**Given instruction 1**:
Answer these from the compensation bargain text below:
(a) In exchange for swift and certain compensation, what does the employee relinquish?
(b) What burden is the employee relieved of?
(c) Which case is cited, and in what year was it decided?
**Given instruction 2**:
Please resume the text below on the compensation bargain, picking up after its final sentence.

**Document text**:
The compensation bargain involves benefits and burdens to both the employer and employee: "`A policy of reciprocal concessions underlies the general rule of exclusivity of remedy. . . . In exchange for relatively swift and certain compensation for injury, the employee relinquishes the opportunity to recover the greater award which might be had from a jury. The employee is relieved of the burden of litigating claims for damages, while the employer can anticipate and pass on to consumers the lower cost of employee injuries which results from a statutorily prescribed measure of damages.' [Citation.]" ( Appl v. Lee Swett Livestock Co. (1987) 192 Cal.App.3d 466, 473 [ 237 Cal.Rptr. 433], italics omitted.)

**Data shown**:
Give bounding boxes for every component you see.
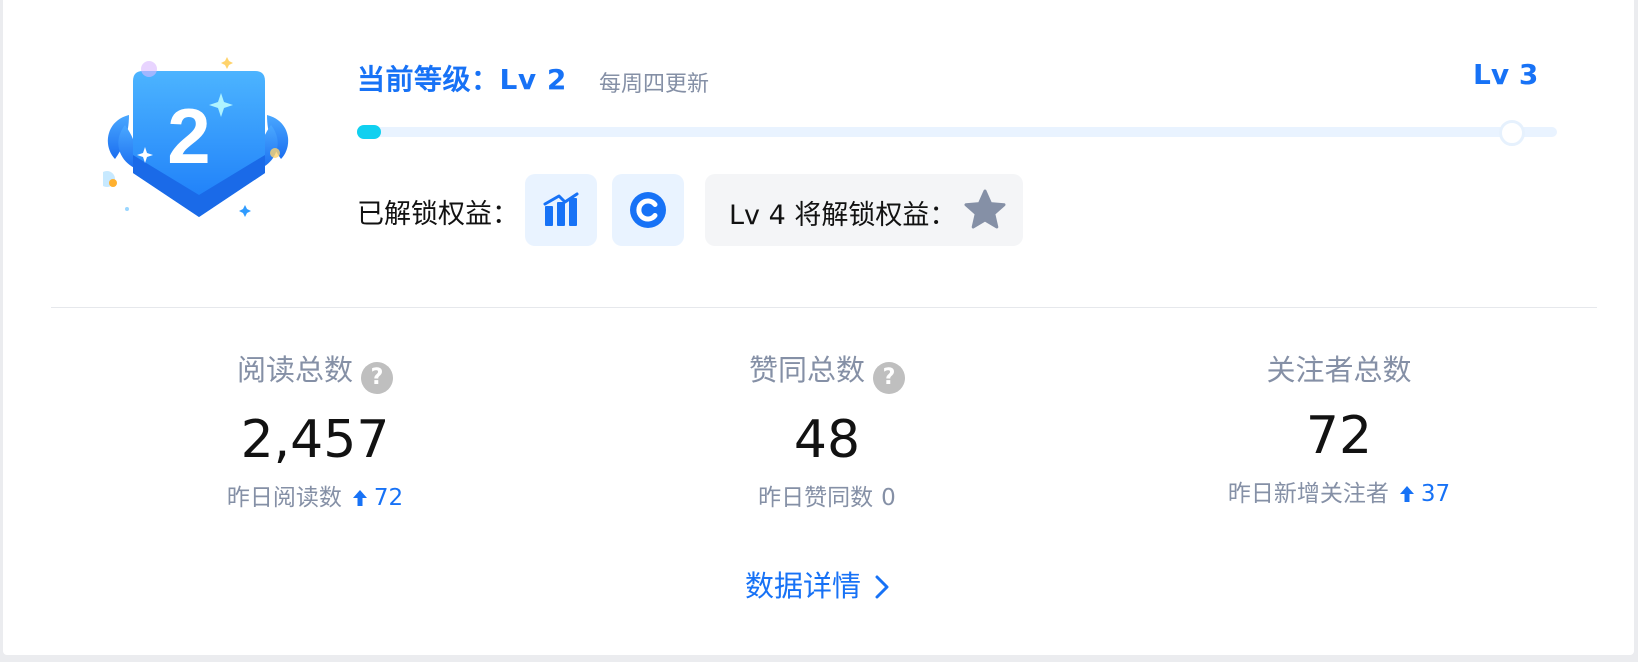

**Written response 1**:
(a) The opportunity to recover the greater award which might be had from a jury.
(b) The burden of litigating claims for damages.
(c) Appl v. Lee Swett Livestock Co., decided in 1987.

**Written response 2**:
With the purpose of the Act in mind, we now turn to the specific statutory provisions at issue to determine whether an employer who elects to have its independent contractors subject to the remedies afforded by the Act under Labor Code section 4150 must also be subject to the prohibitions contained in Labor Code section 3751. Neither appellants nor respondents have cited any case addressing this issue, and our independent research indicates that this is an issue of first impression.
b. The plain language of the Labor Code demonstrates that respondents are precluded from requiring appellants to pay for their own workers' compensation insurance.
This issue is purely one of statutory construction and, thus, presents a question of law which this court reviews de novo. (E.g., City of Long Beach v. California Citizens for Neighborhood Empowerment (2003) 111 Cal.App.4th 302, 305 [ 3 Cal.Rptr.3d 473]; Haas v. Meisner (2002) 103 Cal.App.4th 580, 585-586 [ 126 Cal.Rptr.2d 843].)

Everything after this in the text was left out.